Repeat each entry in full, exactly.
### Input rows
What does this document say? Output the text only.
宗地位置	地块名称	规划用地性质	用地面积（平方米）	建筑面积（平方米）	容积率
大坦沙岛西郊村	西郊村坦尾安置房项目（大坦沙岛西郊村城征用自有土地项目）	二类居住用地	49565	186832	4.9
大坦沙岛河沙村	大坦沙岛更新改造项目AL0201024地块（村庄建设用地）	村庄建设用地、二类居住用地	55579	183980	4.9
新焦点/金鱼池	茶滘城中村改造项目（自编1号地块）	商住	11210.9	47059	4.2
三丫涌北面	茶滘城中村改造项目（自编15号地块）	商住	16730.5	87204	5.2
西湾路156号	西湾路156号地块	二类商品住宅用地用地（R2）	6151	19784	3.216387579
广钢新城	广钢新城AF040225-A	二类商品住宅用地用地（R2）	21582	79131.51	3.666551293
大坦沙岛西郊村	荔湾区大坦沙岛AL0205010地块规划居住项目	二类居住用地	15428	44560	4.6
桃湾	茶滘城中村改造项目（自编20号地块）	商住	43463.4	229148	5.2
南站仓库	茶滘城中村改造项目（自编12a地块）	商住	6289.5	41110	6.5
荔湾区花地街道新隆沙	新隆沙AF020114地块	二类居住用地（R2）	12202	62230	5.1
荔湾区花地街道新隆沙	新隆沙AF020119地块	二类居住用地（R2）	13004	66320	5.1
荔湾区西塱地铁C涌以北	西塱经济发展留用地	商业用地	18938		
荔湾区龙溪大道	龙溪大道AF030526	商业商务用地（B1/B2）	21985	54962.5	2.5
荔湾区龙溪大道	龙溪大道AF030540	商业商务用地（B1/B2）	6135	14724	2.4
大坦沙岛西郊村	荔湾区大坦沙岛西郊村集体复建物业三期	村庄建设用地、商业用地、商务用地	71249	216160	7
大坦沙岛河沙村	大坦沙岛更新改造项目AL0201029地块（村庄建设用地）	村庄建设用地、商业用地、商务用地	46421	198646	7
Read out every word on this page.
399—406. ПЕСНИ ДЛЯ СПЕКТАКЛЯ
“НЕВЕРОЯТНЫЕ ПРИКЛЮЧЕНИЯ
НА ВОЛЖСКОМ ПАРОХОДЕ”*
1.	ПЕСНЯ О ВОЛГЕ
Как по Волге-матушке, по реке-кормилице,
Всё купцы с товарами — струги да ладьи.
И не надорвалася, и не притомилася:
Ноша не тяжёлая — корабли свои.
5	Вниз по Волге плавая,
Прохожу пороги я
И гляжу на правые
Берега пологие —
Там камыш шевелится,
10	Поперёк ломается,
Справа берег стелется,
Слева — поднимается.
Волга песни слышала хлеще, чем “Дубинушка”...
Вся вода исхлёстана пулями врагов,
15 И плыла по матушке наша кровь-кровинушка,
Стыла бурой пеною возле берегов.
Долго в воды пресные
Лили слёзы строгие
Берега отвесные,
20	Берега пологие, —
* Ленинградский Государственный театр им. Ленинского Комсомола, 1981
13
######
§ **Finished exercise**
What does this document say? Output the text only.
宗地位置	地块名称	规划用地性质	用地面积（平方米）	建筑面积（平方米）	容积率
大坦沙岛西郊村	西郊村坦尾安置房项目（大坦沙岛西郊村城征用自有土地项目）	二类居住用地	49565	186832	4.9
大坦沙岛河沙村	大坦沙岛更新改造项目AL0201024地块（村庄建设用地）	村庄建设用地、二类居住用地	55579	183980	4.9
新焦点/金鱼池	茶滘城中村改造项目（自编1号地块）	商住	11210.9	47059	4.2
三丫涌北面	茶滘城中村改造项目（自编15号地块）	商住	16730.5	87204	5.2
西湾路156号	西湾路156号地块	二类商品住宅用地用地（R2）	6151	19784	3.216387579
广钢新城	广钢新城AF040225-A	二类商品住宅用地用地（R2）	21582	79131.51	3.666551293
大坦沙岛西郊村	荔湾区大坦沙岛AL0205010地块规划居住项目	二类居住用地	15428	44560	4.6
桃湾	茶滘城中村改造项目（自编20号地块）	商住	43463.4	229148	5.2
南站仓库	茶滘城中村改造项目（自编12a地块）	商住	6289.5	41110	6.5
荔湾区花地街道新隆沙	新隆沙AF020114地块	二类居住用地（R2）	12202	62230	5.1
荔湾区花地街道新隆沙	新隆沙AF020119地块	二类居住用地（R2）	13004	66320	5.1
荔湾区西塱地铁C涌以北	西塱经济发展留用地	商业用地	18938		
荔湾区龙溪大道	龙溪大道AF030526	商业商务用地（B1/B2）	21985	54962.5	2.5
荔湾区龙溪大道	龙溪大道AF030540	商业商务用地（B1/B2）	6135	14724	2.4
大坦沙岛西郊村	荔湾区大坦沙岛西郊村集体复建物业三期	村庄建设用地、商业用地、商务用地	71249	216160	7
大坦沙岛河沙村	大坦沙岛更新改造项目AL0201029地块（村庄建设用地）	村庄建设用地、商业用地、商务用地	46421	198646	7
Read out every word on this page.
399—406. ПЕСНИ ДЛЯ СПЕКТАКЛЯ
“НЕВЕРОЯТНЫЕ ПРИКЛЮЧЕНИЯ
НА ВОЛЖСКОМ ПАРОХОДЕ”*
1.	ПЕСНЯ О ВОЛГЕ
Как по Волге-матушке, по реке-кормилице,
Всё купцы с товарами — струги да ладьи.
И не надорвалася, и не притомилася:
Ноша не тяжёлая — корабли свои.
5	Вниз по Волге плавая,
Прохожу пороги я
И гляжу на правые
Берега пологие —
Там камыш шевелится,
10	Поперёк ломается,
Справа берег стелется,
Слева — поднимается.
Волга песни слышала хлеще, чем “Дубинушка”...
Вся вода исхлёстана пулями врагов,
15 И плыла по матушке наша кровь-кровинушка,
Стыла бурой пеною возле берегов.
Долго в воды пресные
Лили слёзы строгие
Берега отвесные,
20	Берега пологие, —
* Ленинградский Государственный театр им. Ленинского Комсомола, 1981
13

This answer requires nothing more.